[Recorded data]
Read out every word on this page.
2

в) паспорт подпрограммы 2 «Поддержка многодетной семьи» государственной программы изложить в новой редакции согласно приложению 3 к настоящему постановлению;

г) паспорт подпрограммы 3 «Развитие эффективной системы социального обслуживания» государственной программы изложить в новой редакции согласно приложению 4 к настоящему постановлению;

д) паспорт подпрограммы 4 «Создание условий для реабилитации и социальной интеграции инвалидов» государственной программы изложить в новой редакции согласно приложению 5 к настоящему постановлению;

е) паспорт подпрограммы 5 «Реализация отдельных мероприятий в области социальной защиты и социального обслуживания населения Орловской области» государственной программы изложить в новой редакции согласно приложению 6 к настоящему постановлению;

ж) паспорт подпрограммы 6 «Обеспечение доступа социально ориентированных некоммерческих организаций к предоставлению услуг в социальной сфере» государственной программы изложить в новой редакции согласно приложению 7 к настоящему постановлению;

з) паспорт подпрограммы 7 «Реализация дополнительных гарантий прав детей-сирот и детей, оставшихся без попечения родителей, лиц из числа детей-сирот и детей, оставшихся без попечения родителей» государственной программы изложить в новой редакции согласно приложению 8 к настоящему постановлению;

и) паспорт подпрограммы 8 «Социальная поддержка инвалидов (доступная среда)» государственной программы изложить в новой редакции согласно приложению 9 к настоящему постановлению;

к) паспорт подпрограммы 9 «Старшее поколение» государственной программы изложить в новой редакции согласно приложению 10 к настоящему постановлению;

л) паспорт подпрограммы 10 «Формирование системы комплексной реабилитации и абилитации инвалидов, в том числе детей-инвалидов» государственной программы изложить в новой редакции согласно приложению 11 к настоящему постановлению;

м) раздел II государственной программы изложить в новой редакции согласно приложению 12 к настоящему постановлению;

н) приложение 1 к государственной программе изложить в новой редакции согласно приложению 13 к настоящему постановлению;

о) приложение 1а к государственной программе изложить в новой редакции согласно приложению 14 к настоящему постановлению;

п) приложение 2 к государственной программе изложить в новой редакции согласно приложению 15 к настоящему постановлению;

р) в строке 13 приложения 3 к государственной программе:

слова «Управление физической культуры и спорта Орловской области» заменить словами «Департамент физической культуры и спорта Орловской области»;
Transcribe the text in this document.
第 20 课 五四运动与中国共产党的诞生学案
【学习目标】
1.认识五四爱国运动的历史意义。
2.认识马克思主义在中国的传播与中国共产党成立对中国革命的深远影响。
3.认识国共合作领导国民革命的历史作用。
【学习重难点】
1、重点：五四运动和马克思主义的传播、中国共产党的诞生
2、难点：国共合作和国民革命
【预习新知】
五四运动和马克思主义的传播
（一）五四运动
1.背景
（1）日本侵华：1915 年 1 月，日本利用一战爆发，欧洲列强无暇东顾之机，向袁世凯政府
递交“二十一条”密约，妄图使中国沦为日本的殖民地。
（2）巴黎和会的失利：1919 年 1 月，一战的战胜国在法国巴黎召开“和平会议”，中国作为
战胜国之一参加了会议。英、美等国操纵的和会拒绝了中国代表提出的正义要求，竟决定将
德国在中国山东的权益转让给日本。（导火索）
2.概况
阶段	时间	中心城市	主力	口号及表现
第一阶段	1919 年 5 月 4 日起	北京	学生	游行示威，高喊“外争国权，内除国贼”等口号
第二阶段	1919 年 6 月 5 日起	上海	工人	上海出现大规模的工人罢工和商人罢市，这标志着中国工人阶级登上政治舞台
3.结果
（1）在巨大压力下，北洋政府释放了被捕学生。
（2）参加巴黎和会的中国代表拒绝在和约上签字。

EXERCISE PROMPT:
Copy, from the material, each line that holds the string "подпрограммы".

TASK ANSWER:
в) паспорт подпрограммы 2 «Поддержка многодетной семьи» государственной программы изложить в новой редакции согласно приложению 3 к настоящему постановлению;
г) паспорт подпрограммы 3 «Развитие эффективной системы социального обслуживания» государственной программы изложить в новой редакции согласно приложению 4 к настоящему постановлению;
д) паспорт подпрограммы 4 «Создание условий для реабилитации и социальной интеграции инвалидов» государственной программы изложить в новой редакции согласно приложению 5 к настоящему постановлению;
е) паспорт подпрограммы 5 «Реализация отдельных мероприятий в области социальной защиты и социального обслуживания населения Орловской области» государственной программы изложить в новой редакции согласно приложению 6 к настоящему постановлению;
ж) паспорт подпрограммы 6 «Обеспечение доступа социально ориентированных некоммерческих организаций к предоставлению услуг в социальной сфере» государственной программы изложить в новой редакции согласно приложению 7 к настоящему постановлению;
з) паспорт подпрограммы 7 «Реализация дополнительных гарантий прав детей-сирот и детей, оставшихся без попечения родителей, лиц из числа детей-сирот и детей, оставшихся без попечения родителей» государственной программы изложить в новой редакции согласно приложению 8 к настоящему постановлению;
и) паспорт подпрограммы 8 «Социальная поддержка инвалидов (доступная среда)» государственной программы изложить в новой редакции согласно приложению 9 к настоящему постановлению;
к) паспорт подпрограммы 9 «Старшее поколение» государственной программы изложить в новой редакции согласно приложению 10 к настоящему постановлению;
л) паспорт подпрограммы 10 «Формирование системы комплексной реабилитации и абилитации инвалидов, в том числе детей-инвалидов» государственной программы изложить в новой редакции согласно приложению 11 к настоящему постановлению;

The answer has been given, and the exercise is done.